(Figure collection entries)
•••••

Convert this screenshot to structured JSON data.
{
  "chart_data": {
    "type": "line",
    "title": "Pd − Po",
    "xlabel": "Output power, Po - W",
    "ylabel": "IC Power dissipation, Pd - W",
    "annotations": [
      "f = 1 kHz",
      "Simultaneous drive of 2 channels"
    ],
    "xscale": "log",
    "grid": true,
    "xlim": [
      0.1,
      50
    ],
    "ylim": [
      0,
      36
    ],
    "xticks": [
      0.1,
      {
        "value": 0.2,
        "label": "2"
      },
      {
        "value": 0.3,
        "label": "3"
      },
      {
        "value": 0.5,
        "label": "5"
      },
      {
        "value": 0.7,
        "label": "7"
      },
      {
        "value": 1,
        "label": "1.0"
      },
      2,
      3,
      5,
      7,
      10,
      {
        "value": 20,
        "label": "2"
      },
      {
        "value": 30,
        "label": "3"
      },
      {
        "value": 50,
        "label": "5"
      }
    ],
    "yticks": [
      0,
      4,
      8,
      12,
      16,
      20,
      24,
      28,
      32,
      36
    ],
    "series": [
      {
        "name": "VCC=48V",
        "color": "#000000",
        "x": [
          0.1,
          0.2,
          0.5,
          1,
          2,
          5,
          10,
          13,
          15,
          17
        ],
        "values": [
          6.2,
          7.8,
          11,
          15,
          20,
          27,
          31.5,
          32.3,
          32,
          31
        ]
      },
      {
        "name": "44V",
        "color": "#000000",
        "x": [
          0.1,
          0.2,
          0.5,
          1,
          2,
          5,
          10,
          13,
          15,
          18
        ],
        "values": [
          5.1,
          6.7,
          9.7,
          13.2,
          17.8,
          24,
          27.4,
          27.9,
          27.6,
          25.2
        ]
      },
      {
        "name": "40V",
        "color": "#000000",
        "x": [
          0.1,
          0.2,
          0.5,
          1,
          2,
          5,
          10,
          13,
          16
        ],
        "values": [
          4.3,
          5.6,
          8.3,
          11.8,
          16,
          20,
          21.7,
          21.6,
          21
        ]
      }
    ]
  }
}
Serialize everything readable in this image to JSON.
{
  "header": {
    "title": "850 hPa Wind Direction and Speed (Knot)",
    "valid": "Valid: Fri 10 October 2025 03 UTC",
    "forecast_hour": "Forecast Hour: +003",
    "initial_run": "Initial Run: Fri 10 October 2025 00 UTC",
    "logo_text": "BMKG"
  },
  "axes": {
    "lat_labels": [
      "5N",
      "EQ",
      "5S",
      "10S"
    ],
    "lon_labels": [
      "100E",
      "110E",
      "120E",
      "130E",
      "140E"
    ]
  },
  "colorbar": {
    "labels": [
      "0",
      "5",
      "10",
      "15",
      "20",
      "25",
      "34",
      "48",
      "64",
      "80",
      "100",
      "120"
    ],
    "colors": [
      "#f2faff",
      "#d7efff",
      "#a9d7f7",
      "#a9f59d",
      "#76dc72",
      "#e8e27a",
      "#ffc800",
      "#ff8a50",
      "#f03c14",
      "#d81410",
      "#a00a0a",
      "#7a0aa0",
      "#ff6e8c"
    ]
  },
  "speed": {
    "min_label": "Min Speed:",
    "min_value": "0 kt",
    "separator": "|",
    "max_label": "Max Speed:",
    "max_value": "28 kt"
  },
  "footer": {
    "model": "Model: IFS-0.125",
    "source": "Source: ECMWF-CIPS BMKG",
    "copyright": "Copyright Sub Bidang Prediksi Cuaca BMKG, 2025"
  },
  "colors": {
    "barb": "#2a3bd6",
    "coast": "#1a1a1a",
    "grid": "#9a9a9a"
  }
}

•••••

* Task prompt
Compute the number of lines above that contain the string "JSON". Reply with that value only.

* Answer to this exercise
2